RECORDS FOR THE TASK.
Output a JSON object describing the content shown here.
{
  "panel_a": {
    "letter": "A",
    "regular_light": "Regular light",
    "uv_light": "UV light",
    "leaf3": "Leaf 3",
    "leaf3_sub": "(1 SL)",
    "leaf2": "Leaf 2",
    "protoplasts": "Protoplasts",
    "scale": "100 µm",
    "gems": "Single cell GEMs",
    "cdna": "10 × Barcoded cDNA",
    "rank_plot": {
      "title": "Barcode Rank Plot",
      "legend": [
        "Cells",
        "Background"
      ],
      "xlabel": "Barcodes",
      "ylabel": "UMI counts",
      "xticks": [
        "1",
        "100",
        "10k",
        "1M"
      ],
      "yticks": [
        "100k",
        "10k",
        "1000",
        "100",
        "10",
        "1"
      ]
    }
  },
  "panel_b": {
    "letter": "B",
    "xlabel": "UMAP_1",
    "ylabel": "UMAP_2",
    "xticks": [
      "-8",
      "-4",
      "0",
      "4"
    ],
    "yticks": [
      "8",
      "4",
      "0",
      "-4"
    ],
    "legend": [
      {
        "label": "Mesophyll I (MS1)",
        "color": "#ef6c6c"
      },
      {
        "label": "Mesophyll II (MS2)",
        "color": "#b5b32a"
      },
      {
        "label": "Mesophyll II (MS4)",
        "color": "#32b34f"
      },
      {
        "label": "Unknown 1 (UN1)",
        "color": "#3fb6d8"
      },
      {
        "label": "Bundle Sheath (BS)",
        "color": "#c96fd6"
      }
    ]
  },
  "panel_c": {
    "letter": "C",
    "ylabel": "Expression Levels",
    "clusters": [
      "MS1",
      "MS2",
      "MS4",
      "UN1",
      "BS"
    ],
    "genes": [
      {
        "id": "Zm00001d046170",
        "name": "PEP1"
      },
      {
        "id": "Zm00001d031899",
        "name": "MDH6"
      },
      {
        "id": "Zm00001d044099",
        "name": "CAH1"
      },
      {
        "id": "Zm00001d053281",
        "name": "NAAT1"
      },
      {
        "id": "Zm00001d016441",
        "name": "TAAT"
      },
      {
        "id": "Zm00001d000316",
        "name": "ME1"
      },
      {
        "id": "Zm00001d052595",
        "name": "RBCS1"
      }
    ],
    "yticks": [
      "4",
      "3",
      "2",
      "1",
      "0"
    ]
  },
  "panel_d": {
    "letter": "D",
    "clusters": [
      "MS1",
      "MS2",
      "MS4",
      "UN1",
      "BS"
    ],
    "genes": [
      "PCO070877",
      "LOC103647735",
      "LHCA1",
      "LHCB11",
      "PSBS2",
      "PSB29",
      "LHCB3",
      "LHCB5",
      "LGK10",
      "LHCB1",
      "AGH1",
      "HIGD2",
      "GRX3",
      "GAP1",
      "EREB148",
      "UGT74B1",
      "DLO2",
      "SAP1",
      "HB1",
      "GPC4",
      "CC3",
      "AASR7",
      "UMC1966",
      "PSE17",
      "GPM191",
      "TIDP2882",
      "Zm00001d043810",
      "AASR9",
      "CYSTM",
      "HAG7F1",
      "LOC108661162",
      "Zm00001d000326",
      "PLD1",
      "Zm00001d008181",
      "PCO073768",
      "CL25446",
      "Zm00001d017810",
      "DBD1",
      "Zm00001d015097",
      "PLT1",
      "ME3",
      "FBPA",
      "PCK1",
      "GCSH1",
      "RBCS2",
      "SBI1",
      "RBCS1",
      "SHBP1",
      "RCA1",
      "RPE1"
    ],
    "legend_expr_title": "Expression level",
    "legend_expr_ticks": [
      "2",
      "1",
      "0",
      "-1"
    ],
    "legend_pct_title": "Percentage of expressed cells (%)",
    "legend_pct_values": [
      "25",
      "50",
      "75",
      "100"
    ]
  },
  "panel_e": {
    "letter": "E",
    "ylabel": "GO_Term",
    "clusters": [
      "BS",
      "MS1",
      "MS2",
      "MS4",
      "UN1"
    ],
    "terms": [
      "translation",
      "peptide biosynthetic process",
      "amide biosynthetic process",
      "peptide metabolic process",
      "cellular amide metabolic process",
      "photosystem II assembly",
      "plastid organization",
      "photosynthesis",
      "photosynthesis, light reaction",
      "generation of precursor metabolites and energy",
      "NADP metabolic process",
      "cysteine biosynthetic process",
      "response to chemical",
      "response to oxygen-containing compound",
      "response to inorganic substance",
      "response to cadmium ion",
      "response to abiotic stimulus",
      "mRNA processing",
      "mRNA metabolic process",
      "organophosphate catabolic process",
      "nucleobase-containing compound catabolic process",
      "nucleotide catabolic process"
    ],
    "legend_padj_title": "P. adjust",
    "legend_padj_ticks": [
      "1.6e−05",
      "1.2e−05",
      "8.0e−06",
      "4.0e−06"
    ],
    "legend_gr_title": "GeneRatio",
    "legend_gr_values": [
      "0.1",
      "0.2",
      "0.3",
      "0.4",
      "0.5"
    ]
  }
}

TO DO.
Retype the records above in full, matching each line exactly.

COMPLETED EXERCISE.
Output a JSON object describing the content shown here.
{
  "panel_a": {
    "letter": "A",
    "regular_light": "Regular light",
    "uv_light": "UV light",
    "leaf3": "Leaf 3",
    "leaf3_sub": "(1 SL)",
    "leaf2": "Leaf 2",
    "protoplasts": "Protoplasts",
    "scale": "100 µm",
    "gems": "Single cell GEMs",
    "cdna": "10 × Barcoded cDNA",
    "rank_plot": {
      "title": "Barcode Rank Plot",
      "legend": [
        "Cells",
        "Background"
      ],
      "xlabel": "Barcodes",
      "ylabel": "UMI counts",
      "xticks": [
        "1",
        "100",
        "10k",
        "1M"
      ],
      "yticks": [
        "100k",
        "10k",
        "1000",
        "100",
        "10",
        "1"
      ]
    }
  },
  "panel_b": {
    "letter": "B",
    "xlabel": "UMAP_1",
    "ylabel": "UMAP_2",
    "xticks": [
      "-8",
      "-4",
      "0",
      "4"
    ],
    "yticks": [
      "8",
      "4",
      "0",
      "-4"
    ],
    "legend": [
      {
        "label": "Mesophyll I (MS1)",
        "color": "#ef6c6c"
      },
      {
        "label": "Mesophyll II (MS2)",
        "color": "#b5b32a"
      },
      {
        "label": "Mesophyll II (MS4)",
        "color": "#32b34f"
      },
      {
        "label": "Unknown 1 (UN1)",
        "color": "#3fb6d8"
      },
      {
        "label": "Bundle Sheath (BS)",
        "color": "#c96fd6"
      }
    ]
  },
  "panel_c": {
    "letter": "C",
    "ylabel": "Expression Levels",
    "clusters": [
      "MS1",
      "MS2",
      "MS4",
      "UN1",
      "BS"
    ],
    "genes": [
      {
        "id": "Zm00001d046170",
        "name": "PEP1"
      },
      {
        "id": "Zm00001d031899",
        "name": "MDH6"
      },
      {
        "id": "Zm00001d044099",
        "name": "CAH1"
      },
      {
        "id": "Zm00001d053281",
        "name": "NAAT1"
      },
      {
        "id": "Zm00001d016441",
        "name": "TAAT"
      },
      {
        "id": "Zm00001d000316",
        "name": "ME1"
      },
      {
        "id": "Zm00001d052595",
        "name": "RBCS1"
      }
    ],
    "yticks": [
      "4",
      "3",
      "2",
      "1",
      "0"
    ]
  },
  "panel_d": {
    "letter": "D",
    "clusters": [
      "MS1",
      "MS2",
      "MS4",
      "UN1",
      "BS"
    ],
    "genes": [
      "PCO070877",
      "LOC103647735",
      "LHCA1",
      "LHCB11",
      "PSBS2",
      "PSB29",
      "LHCB3",
      "LHCB5",
      "LGK10",
      "LHCB1",
      "AGH1",
      "HIGD2",
      "GRX3",
      "GAP1",
      "EREB148",
      "UGT74B1",
      "DLO2",
      "SAP1",
      "HB1",
      "GPC4",
      "CC3",
      "AASR7",
      "UMC1966",
      "PSE17",
      "GPM191",
      "TIDP2882",
      "Zm00001d043810",
      "AASR9",
      "CYSTM",
      "HAG7F1",
      "LOC108661162",
      "Zm00001d000326",
      "PLD1",
      "Zm00001d008181",
      "PCO073768",
      "CL25446",
      "Zm00001d017810",
      "DBD1",
      "Zm00001d015097",
      "PLT1",
      "ME3",
      "FBPA",
      "PCK1",
      "GCSH1",
      "RBCS2",
      "SBI1",
      "RBCS1",
      "SHBP1",
      "RCA1",
      "RPE1"
    ],
    "legend_expr_title": "Expression level",
    "legend_expr_ticks": [
      "2",
      "1",
      "0",
      "-1"
    ],
    "legend_pct_title": "Percentage of expressed cells (%)",
    "legend_pct_values": [
      "25",
      "50",
      "75",
      "100"
    ]
  },
  "panel_e": {
    "letter": "E",
    "ylabel": "GO_Term",
    "clusters": [
      "BS",
      "MS1",
      "MS2",
      "MS4",
      "UN1"
    ],
    "terms": [
      "translation",
      "peptide biosynthetic process",
      "amide biosynthetic process",
      "peptide metabolic process",
      "cellular amide metabolic process",
      "photosystem II assembly",
      "plastid organization",
      "photosynthesis",
      "photosynthesis, light reaction",
      "generation of precursor metabolites and energy",
      "NADP metabolic process",
      "cysteine biosynthetic process",
      "response to chemical",
      "response to oxygen-containing compound",
      "response to inorganic substance",
      "response to cadmium ion",
      "response to abiotic stimulus",
      "mRNA processing",
      "mRNA metabolic process",
      "organophosphate catabolic process",
      "nucleobase-containing compound catabolic process",
      "nucleotide catabolic process"
    ],
    "legend_padj_title": "P. adjust",
    "legend_padj_ticks": [
      "1.6e−05",
      "1.2e−05",
      "8.0e−06",
      "4.0e−06"
    ],
    "legend_gr_title": "GeneRatio",
    "legend_gr_values": [
      "0.1",
      "0.2",
      "0.3",
      "0.4",
      "0.5"
    ]
  }
}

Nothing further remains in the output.